**Goal of the exercise**.
Could you print all the entries exactly?

**Stored rows**.
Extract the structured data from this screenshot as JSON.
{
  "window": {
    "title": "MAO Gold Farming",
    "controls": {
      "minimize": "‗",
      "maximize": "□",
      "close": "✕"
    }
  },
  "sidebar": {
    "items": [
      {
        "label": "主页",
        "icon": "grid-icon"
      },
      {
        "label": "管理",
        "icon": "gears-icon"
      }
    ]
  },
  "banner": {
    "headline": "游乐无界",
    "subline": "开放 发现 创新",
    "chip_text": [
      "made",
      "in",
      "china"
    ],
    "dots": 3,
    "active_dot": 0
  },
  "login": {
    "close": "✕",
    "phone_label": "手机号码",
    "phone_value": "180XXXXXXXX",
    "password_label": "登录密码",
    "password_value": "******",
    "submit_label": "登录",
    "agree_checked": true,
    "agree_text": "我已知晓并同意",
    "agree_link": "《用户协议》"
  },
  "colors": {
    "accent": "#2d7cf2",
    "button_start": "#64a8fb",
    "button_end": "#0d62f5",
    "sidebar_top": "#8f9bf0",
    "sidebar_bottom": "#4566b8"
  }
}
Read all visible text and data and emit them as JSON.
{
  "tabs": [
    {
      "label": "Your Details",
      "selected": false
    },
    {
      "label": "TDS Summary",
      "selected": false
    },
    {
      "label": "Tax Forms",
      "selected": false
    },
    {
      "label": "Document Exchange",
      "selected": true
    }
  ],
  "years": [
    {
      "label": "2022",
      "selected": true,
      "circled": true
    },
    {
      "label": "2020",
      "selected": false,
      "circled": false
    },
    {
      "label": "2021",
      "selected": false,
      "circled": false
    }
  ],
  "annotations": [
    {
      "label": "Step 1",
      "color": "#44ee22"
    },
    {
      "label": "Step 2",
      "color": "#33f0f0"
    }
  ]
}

**Exercise output**.
Extract the structured data from this screenshot as JSON.
{
  "window": {
    "title": "MAO Gold Farming",
    "controls": {
      "minimize": "‗",
      "maximize": "□",
      "close": "✕"
    }
  },
  "sidebar": {
    "items": [
      {
        "label": "主页",
        "icon": "grid-icon"
      },
      {
        "label": "管理",
        "icon": "gears-icon"
      }
    ]
  },
  "banner": {
    "headline": "游乐无界",
    "subline": "开放 发现 创新",
    "chip_text": [
      "made",
      "in",
      "china"
    ],
    "dots": 3,
    "active_dot": 0
  },
  "login": {
    "close": "✕",
    "phone_label": "手机号码",
    "phone_value": "180XXXXXXXX",
    "password_label": "登录密码",
    "password_value": "******",
    "submit_label": "登录",
    "agree_checked": true,
    "agree_text": "我已知晓并同意",
    "agree_link": "《用户协议》"
  },
  "colors": {
    "accent": "#2d7cf2",
    "button_start": "#64a8fb",
    "button_end": "#0d62f5",
    "sidebar_top": "#8f9bf0",
    "sidebar_bottom": "#4566b8"
  }
}
Read all visible text and data and emit them as JSON.
{
  "tabs": [
    {
      "label": "Your Details",
      "selected": false
    },
    {
      "label": "TDS Summary",
      "selected": false
    },
    {
      "label": "Tax Forms",
      "selected": false
    },
    {
      "label": "Document Exchange",
      "selected": true
    }
  ],
  "years": [
    {
      "label": "2022",
      "selected": true,
      "circled": true
    },
    {
      "label": "2020",
      "selected": false,
      "circled": false
    },
    {
      "label": "2021",
      "selected": false,
      "circled": false
    }
  ],
  "annotations": [
    {
      "label": "Step 1",
      "color": "#44ee22"
    },
    {
      "label": "Step 2",
      "color": "#33f0f0"
    }
  ]
}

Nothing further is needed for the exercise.